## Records

══════════════════════════════

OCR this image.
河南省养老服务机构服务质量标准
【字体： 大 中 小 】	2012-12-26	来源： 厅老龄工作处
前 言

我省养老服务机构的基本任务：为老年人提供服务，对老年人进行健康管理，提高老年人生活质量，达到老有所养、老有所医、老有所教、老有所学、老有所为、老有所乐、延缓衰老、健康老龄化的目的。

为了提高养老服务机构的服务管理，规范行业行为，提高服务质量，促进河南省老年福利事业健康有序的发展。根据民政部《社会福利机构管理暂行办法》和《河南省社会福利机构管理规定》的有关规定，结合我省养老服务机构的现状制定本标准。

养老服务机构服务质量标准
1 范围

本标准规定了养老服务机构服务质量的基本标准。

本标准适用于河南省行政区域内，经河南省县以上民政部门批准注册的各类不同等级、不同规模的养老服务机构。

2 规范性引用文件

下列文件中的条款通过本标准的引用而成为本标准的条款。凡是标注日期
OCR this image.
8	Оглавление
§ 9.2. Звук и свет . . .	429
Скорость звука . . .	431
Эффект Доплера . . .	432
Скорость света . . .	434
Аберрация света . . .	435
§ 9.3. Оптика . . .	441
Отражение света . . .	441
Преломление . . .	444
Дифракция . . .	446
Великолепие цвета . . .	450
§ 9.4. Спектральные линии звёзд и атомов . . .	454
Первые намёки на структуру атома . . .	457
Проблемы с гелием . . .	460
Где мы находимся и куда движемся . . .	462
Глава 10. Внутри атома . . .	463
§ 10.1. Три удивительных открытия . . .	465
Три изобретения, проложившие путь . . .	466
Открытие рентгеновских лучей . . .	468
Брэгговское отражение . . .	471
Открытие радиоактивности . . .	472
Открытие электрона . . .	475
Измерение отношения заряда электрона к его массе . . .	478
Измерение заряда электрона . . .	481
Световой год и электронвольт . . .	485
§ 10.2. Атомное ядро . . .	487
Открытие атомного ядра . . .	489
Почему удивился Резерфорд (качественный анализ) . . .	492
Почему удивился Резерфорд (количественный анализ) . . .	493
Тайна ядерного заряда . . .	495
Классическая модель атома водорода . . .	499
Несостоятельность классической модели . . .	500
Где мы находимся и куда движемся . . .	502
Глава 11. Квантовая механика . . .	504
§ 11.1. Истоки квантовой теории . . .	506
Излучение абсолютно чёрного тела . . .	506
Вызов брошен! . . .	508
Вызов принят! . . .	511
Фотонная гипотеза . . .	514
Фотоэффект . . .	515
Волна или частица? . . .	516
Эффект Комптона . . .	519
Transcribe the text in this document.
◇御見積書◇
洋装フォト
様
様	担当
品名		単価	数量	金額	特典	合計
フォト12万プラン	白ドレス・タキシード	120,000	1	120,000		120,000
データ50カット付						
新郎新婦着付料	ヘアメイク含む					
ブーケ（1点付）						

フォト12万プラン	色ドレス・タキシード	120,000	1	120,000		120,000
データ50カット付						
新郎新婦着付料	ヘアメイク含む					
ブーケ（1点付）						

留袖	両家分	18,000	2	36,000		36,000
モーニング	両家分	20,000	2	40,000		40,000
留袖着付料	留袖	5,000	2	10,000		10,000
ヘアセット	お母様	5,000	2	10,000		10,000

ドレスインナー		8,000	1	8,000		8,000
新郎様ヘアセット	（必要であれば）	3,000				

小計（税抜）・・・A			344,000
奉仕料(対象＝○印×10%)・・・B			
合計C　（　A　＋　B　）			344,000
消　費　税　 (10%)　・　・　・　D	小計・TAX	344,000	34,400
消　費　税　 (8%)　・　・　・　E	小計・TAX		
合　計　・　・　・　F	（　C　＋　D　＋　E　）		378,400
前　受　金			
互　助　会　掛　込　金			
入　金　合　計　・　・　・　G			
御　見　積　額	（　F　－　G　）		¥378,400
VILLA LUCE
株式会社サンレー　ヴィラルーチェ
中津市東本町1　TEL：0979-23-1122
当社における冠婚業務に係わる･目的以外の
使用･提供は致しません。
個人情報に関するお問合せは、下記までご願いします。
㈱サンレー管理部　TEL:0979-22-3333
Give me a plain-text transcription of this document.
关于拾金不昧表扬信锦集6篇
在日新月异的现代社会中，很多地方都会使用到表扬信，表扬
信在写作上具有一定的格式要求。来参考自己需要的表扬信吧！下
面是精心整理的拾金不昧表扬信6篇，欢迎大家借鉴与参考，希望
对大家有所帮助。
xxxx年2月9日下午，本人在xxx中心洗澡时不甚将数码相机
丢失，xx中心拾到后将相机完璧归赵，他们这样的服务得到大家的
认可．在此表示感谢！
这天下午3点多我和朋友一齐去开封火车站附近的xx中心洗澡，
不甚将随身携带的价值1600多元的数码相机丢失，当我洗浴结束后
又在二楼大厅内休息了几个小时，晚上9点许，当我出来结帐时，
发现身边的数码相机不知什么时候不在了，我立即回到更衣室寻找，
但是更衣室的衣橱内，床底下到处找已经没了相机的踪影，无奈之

══════════════════════════════

## Task objective
Search the lines for "анализ". Copy each line that has it.

## Full output
Почему удивился Резерфорд (качественный анализ) . . .	492
Почему удивился Резерфорд (количественный анализ) . . .	493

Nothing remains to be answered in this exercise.